** begin MATERIAL FOR THIS EXERCISE **

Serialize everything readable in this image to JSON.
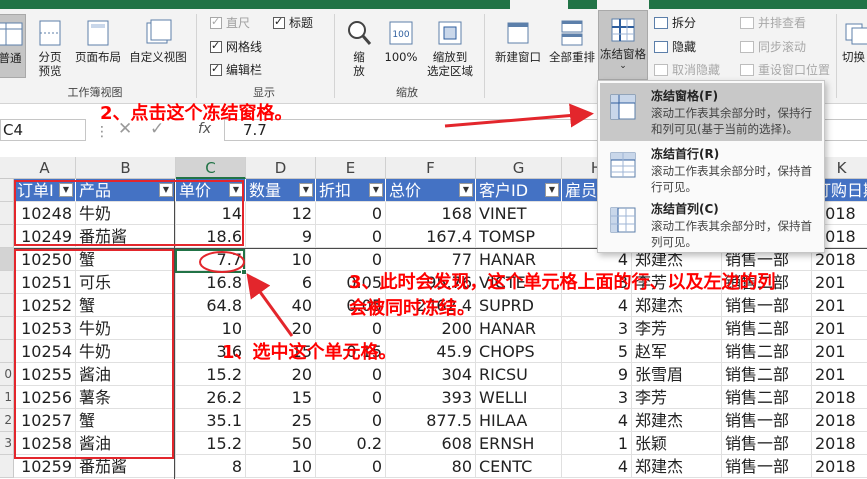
{
  "ribbon": {
    "view_group": {
      "label": "工作簿视图",
      "normal": "普通",
      "page_break": "分页\n预览",
      "page_layout": "页面布局",
      "custom_view": "自定义视图"
    },
    "show_group": {
      "label": "显示",
      "ruler": "直尺",
      "formula_bar": "编辑栏",
      "gridlines": "网格线",
      "headings": "标题"
    },
    "zoom_group": {
      "label": "缩放",
      "zoom": "缩\n放",
      "hundred": "100%",
      "zoom_selection": "缩放到\n选定区域"
    },
    "window_group": {
      "new_window": "新建窗口",
      "arrange_all": "全部重排",
      "freeze_panes": "冻结窗格",
      "split": "拆分",
      "hide": "隐藏",
      "unhide": "取消隐藏",
      "view_side": "并排查看",
      "sync_scroll": "同步滚动",
      "reset_pos": "重设窗口位置",
      "switch": "切换"
    }
  },
  "formula_bar": {
    "name_box": "C4",
    "dots": "⋮",
    "cancel": "✕",
    "enter": "✓",
    "fx": "fx",
    "value": "7.7"
  },
  "columns": [
    "A",
    "B",
    "C",
    "D",
    "E",
    "F",
    "G",
    "H",
    "I",
    "J",
    "K"
  ],
  "row_numbers": [
    "",
    "",
    "",
    "",
    "",
    "",
    "",
    "",
    "0",
    "1",
    "2",
    "3"
  ],
  "table": {
    "headers": [
      "订单I",
      "产品",
      "单价",
      "数量",
      "折扣",
      "总价",
      "客户ID",
      "雇员",
      "",
      "",
      "订购日期"
    ],
    "rows": [
      [
        "10248",
        "牛奶",
        "14",
        "12",
        "0",
        "168",
        "VINET",
        "",
        "",
        "",
        "2018"
      ],
      [
        "10249",
        "番茄酱",
        "18.6",
        "9",
        "0",
        "167.4",
        "TOMSP",
        "",
        "",
        "",
        "2018"
      ],
      [
        "10250",
        "蟹",
        "7.7",
        "10",
        "0",
        "77",
        "HANAR",
        "4",
        "郑建杰",
        "销售一部",
        "2018"
      ],
      [
        "10251",
        "可乐",
        "16.8",
        "6",
        "0.05",
        "95.76",
        "VICTE",
        "3",
        "李芳",
        "销售二部",
        "201"
      ],
      [
        "10252",
        "蟹",
        "64.8",
        "40",
        "0.05",
        "2462.4",
        "SUPRD",
        "4",
        "郑建杰",
        "销售一部",
        "201"
      ],
      [
        "10253",
        "牛奶",
        "10",
        "20",
        "0",
        "200",
        "HANAR",
        "3",
        "李芳",
        "销售二部",
        "201"
      ],
      [
        "10254",
        "牛奶",
        "3.6",
        "15",
        "0.15",
        "45.9",
        "CHOPS",
        "5",
        "赵军",
        "销售二部",
        "201"
      ],
      [
        "10255",
        "酱油",
        "15.2",
        "20",
        "0",
        "304",
        "RICSU",
        "9",
        "张雪眉",
        "销售二部",
        "201"
      ],
      [
        "10256",
        "薯条",
        "26.2",
        "15",
        "0",
        "393",
        "WELLI",
        "3",
        "李芳",
        "销售二部",
        "2018"
      ],
      [
        "10257",
        "蟹",
        "35.1",
        "25",
        "0",
        "877.5",
        "HILAA",
        "4",
        "郑建杰",
        "销售一部",
        "2018"
      ],
      [
        "10258",
        "酱油",
        "15.2",
        "50",
        "0.2",
        "608",
        "ERNSH",
        "1",
        "张颖",
        "销售一部",
        "2018"
      ],
      [
        "10259",
        "番茄酱",
        "8",
        "10",
        "0",
        "80",
        "CENTC",
        "4",
        "郑建杰",
        "销售一部",
        "2018"
      ]
    ]
  },
  "freeze_menu": {
    "items": [
      {
        "title": "冻结窗格(F)",
        "desc": "滚动工作表其余部分时，保持行和列可见(基于当前的选择)。"
      },
      {
        "title": "冻结首行(R)",
        "desc": "滚动工作表其余部分时，保持首行可见。"
      },
      {
        "title": "冻结首列(C)",
        "desc": "滚动工作表其余部分时，保持首列可见。"
      }
    ]
  },
  "annotations": {
    "step1": "1、选中这个单元格。",
    "step2": "2、点击这个冻结窗格。",
    "step3_line1": "3、此时会发现，这个单元格上面的行、以及左边的列",
    "step3_line2": "会被同时冻结。"
  },
  "colors": {
    "accent_green": "#217346",
    "table_header_blue": "#4472c4",
    "annotation_red": "#ff0000"
  }
}
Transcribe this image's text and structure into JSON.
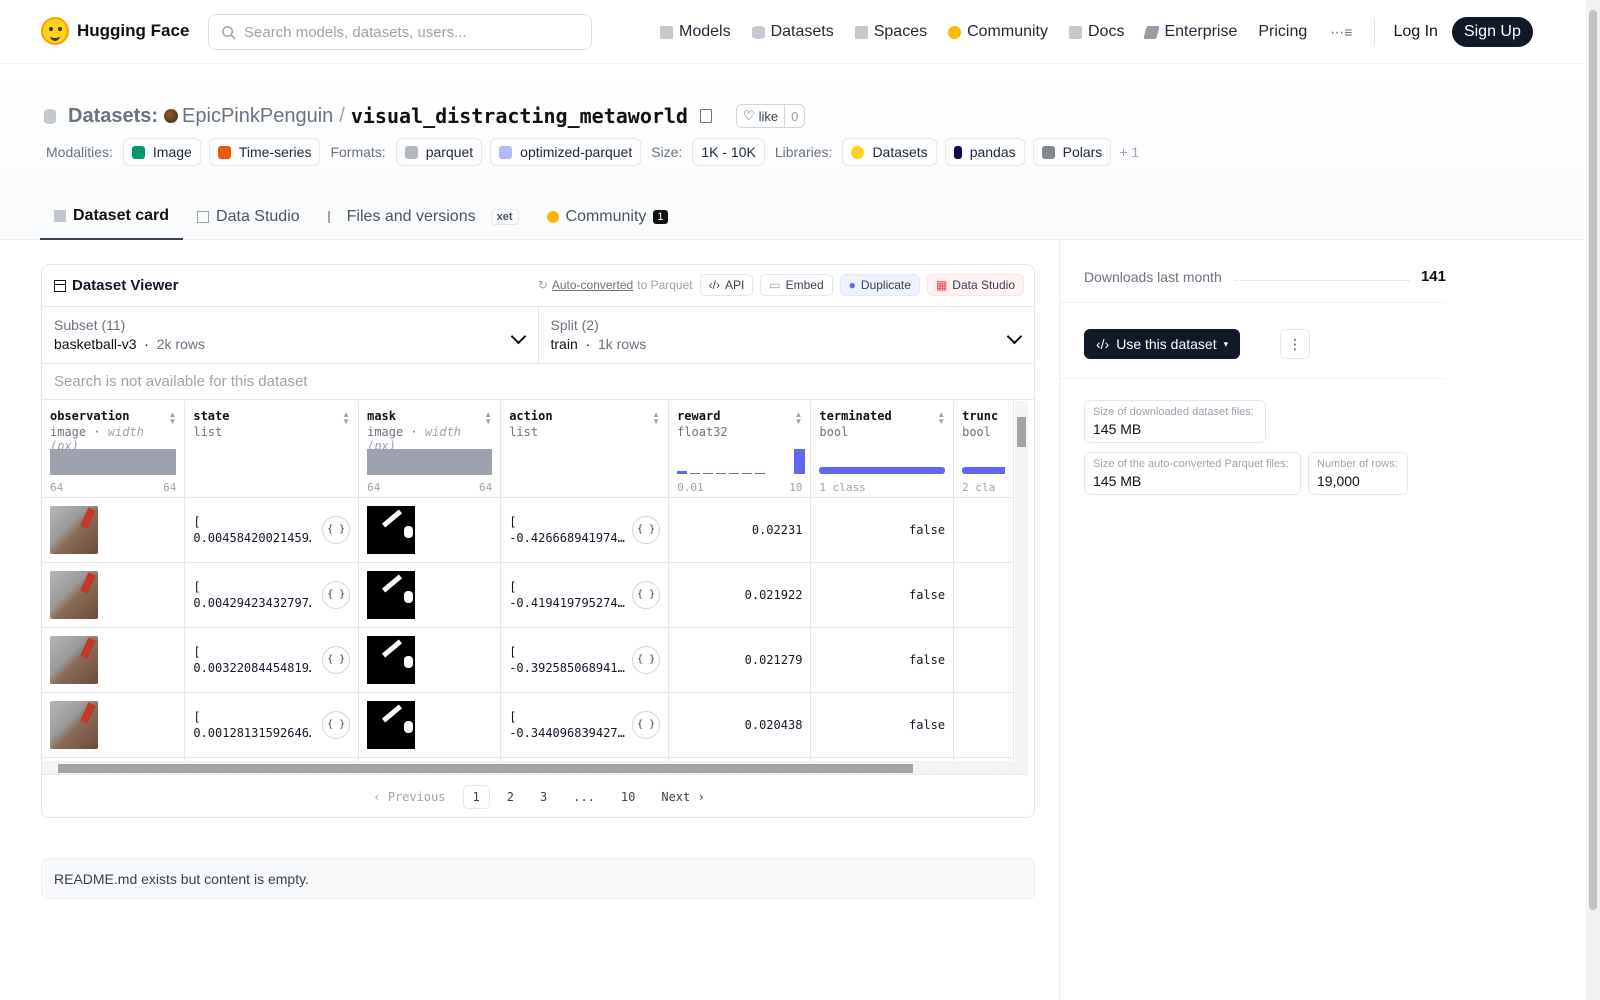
{
  "nav": {
    "brand": "Hugging Face",
    "search_placeholder": "Search models, datasets, users...",
    "links": [
      {
        "label": "Models",
        "icon": "models-icon",
        "color": "#9ca3af"
      },
      {
        "label": "Datasets",
        "icon": "datasets-icon",
        "color": "#9ca3af"
      },
      {
        "label": "Spaces",
        "icon": "spaces-icon",
        "color": "#9ca3af"
      },
      {
        "label": "Community",
        "icon": "community-icon",
        "color": "#ffb800"
      },
      {
        "label": "Docs",
        "icon": "docs-icon",
        "color": "#9ca3af"
      },
      {
        "label": "Enterprise",
        "icon": "enterprise-icon",
        "color": "#6b7280"
      },
      {
        "label": "Pricing",
        "icon": "",
        "color": ""
      }
    ],
    "login": "Log In",
    "signup": "Sign Up"
  },
  "header": {
    "section": "Datasets:",
    "owner": "EpicPinkPenguin",
    "separator": "/",
    "repo": "visual_distracting_metaworld",
    "like_label": "like",
    "like_count": "0",
    "modalities_label": "Modalities:",
    "modalities": [
      {
        "label": "Image",
        "color": "#059669"
      },
      {
        "label": "Time-series",
        "color": "#ea580c"
      }
    ],
    "formats_label": "Formats:",
    "formats": [
      {
        "label": "parquet",
        "color": "#6b7280"
      },
      {
        "label": "optimized-parquet",
        "color": "#818cf8"
      }
    ],
    "size_label": "Size:",
    "size": "1K - 10K",
    "libraries_label": "Libraries:",
    "libraries": [
      {
        "label": "Datasets",
        "color": "#ffd21e"
      },
      {
        "label": "pandas",
        "color": "#130754"
      },
      {
        "label": "Polars",
        "color": "#4b5563"
      }
    ],
    "libraries_more": "+ 1",
    "tabs": [
      {
        "label": "Dataset card"
      },
      {
        "label": "Data Studio"
      },
      {
        "label": "Files and versions",
        "badge": "xet"
      },
      {
        "label": "Community",
        "badge": "1"
      }
    ]
  },
  "viewer": {
    "title": "Dataset Viewer",
    "auto_converted": "Auto-converted",
    "to_parquet": "to Parquet",
    "buttons": {
      "api": "API",
      "embed": "Embed",
      "duplicate": "Duplicate",
      "data_studio": "Data Studio"
    },
    "subset": {
      "label": "Subset (11)",
      "value": "basketball-v3",
      "rows": "2k rows"
    },
    "split": {
      "label": "Split (2)",
      "value": "train",
      "rows": "1k rows"
    },
    "search_na": "Search is not available for this dataset",
    "columns": [
      {
        "name": "observation",
        "type": "image",
        "subtype": "width (px)",
        "range_min": "64",
        "range_max": "64"
      },
      {
        "name": "state",
        "type": "list",
        "subtype": "",
        "range_min": "",
        "range_max": ""
      },
      {
        "name": "mask",
        "type": "image",
        "subtype": "width (px)",
        "range_min": "64",
        "range_max": "64"
      },
      {
        "name": "action",
        "type": "list",
        "subtype": "",
        "range_min": "",
        "range_max": ""
      },
      {
        "name": "reward",
        "type": "float32",
        "subtype": "",
        "range_min": "0.01",
        "range_max": "10"
      },
      {
        "name": "terminated",
        "type": "bool",
        "subtype": "",
        "range_min": "1 class",
        "range_max": ""
      },
      {
        "name": "trunc",
        "type": "bool",
        "subtype": "",
        "range_min": "2 cla",
        "range_max": ""
      }
    ],
    "rows": [
      {
        "state": "[\n0.00458420021459…",
        "action": "[\n-0.426668941974…",
        "reward": "0.02231",
        "terminated": "false"
      },
      {
        "state": "[\n0.00429423432797…",
        "action": "[\n-0.419419795274…",
        "reward": "0.021922",
        "terminated": "false"
      },
      {
        "state": "[\n0.00322084454819…",
        "action": "[\n-0.392585068941…",
        "reward": "0.021279",
        "terminated": "false"
      },
      {
        "state": "[\n0.00128131592646…",
        "action": "[\n-0.344096839427…",
        "reward": "0.020438",
        "terminated": "false"
      }
    ],
    "pager": {
      "prev": "Previous",
      "pages": [
        "1",
        "2",
        "3",
        "...",
        "10"
      ],
      "next": "Next",
      "current": "1"
    }
  },
  "readme": "README.md exists but content is empty.",
  "sidebar": {
    "downloads_label": "Downloads last month",
    "downloads": "141",
    "use_button": "Use this dataset",
    "stats": [
      {
        "label": "Size of downloaded dataset files:",
        "value": "145 MB"
      },
      {
        "label": "Size of the auto-converted Parquet files:",
        "value": "145 MB"
      },
      {
        "label": "Number of rows:",
        "value": "19,000"
      }
    ]
  }
}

** end MATERIAL FOR THIS EXERCISE **

→ SHORT TASK: For each line in the data above that contains the string "converted", extract the line.

→ FINAL ANSWER:
    "auto_converted": "Auto-converted",
        "label": "Size of the auto-converted Parquet files:",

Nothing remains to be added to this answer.